Figure collection entries:
§

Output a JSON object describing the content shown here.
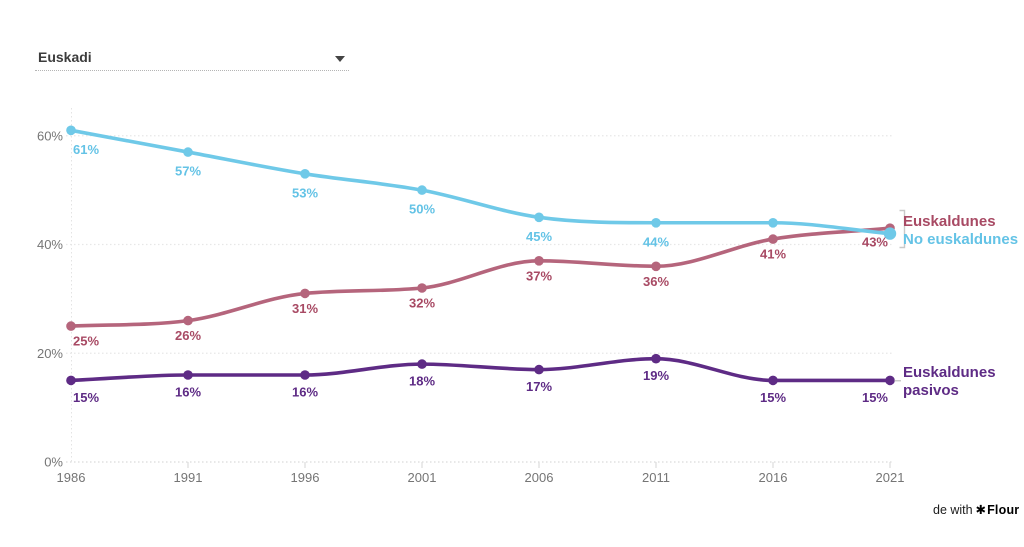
{
  "region_selector": {
    "value": "Euskadi"
  },
  "chart_data": {
    "type": "line",
    "x": [
      1986,
      1991,
      1996,
      2001,
      2006,
      2011,
      2016,
      2021
    ],
    "x_tick_labels": [
      "1986",
      "1991",
      "1996",
      "2001",
      "2006",
      "2011",
      "2016",
      "2021"
    ],
    "y_axis": {
      "tick_values": [
        0,
        20,
        40,
        60
      ],
      "tick_labels": [
        "0%",
        "20%",
        "40%",
        "60%"
      ],
      "range": [
        0,
        65
      ],
      "unit": "%"
    },
    "grid": "horizontal-dotted",
    "legend_position": "right",
    "series": [
      {
        "name": "No euskaldunes",
        "color": "#6fc9e8",
        "label_color": "#64c3e6",
        "values": [
          61,
          57,
          53,
          50,
          45,
          44,
          44,
          42
        ],
        "point_labels": [
          "61%",
          "57%",
          "53%",
          "50%",
          "45%",
          "44%",
          "",
          ""
        ]
      },
      {
        "name": "Euskaldunes",
        "color": "#b5657c",
        "label_color": "#a84a64",
        "values": [
          25,
          26,
          31,
          32,
          37,
          36,
          41,
          43
        ],
        "point_labels": [
          "25%",
          "26%",
          "31%",
          "32%",
          "37%",
          "36%",
          "41%",
          "43%"
        ]
      },
      {
        "name": "Euskaldunes pasivos",
        "color": "#5e2b85",
        "label_color": "#5e2b85",
        "values": [
          15,
          16,
          16,
          18,
          17,
          19,
          15,
          15
        ],
        "point_labels": [
          "15%",
          "16%",
          "16%",
          "18%",
          "17%",
          "19%",
          "15%",
          "15%"
        ]
      }
    ]
  },
  "attribution": {
    "prefix": "de with",
    "symbol": "✱",
    "brand": "Flour"
  }
}
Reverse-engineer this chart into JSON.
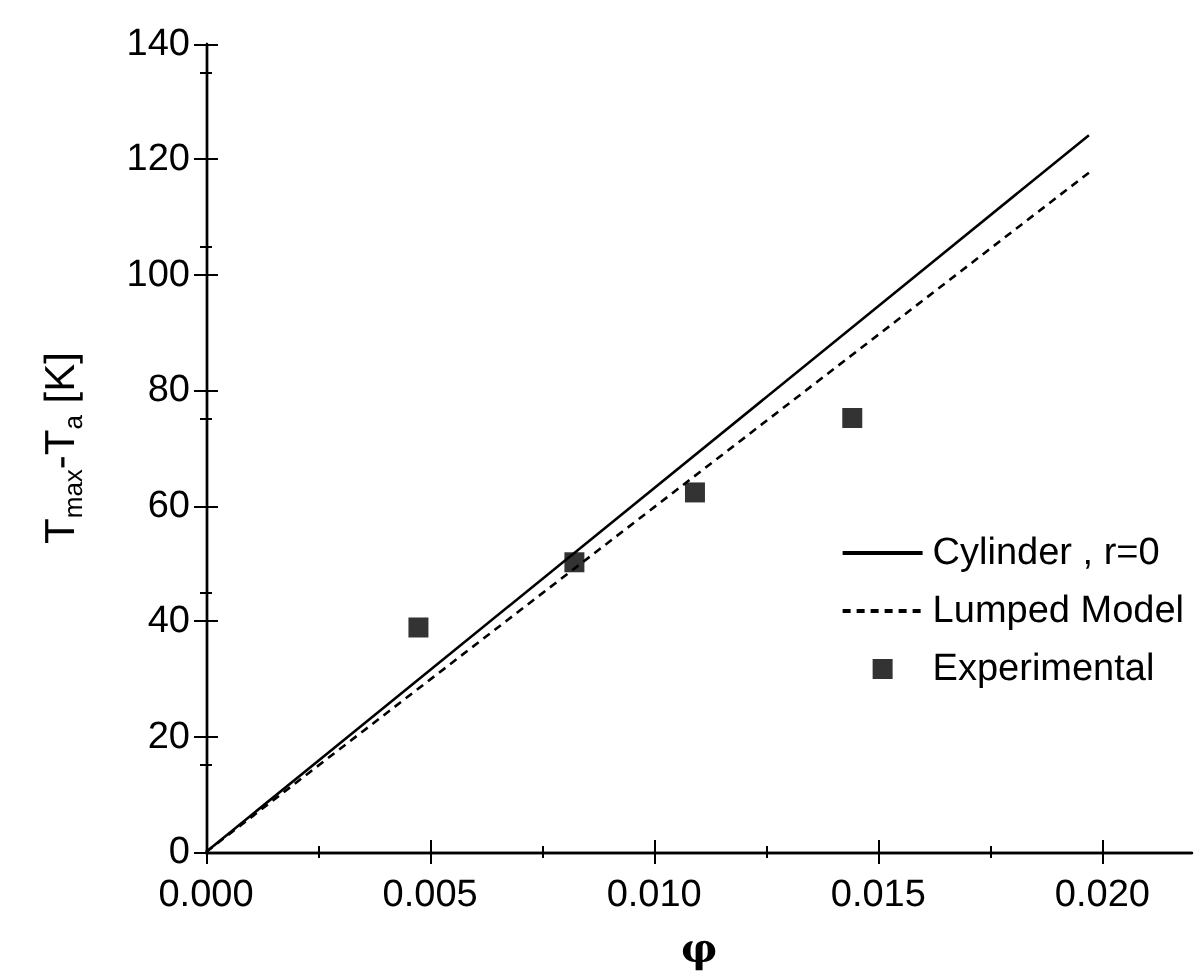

§

• Description of the task
Of the lines in the material, how many hold the word "name"? Reply with the number only.

• The completed task
3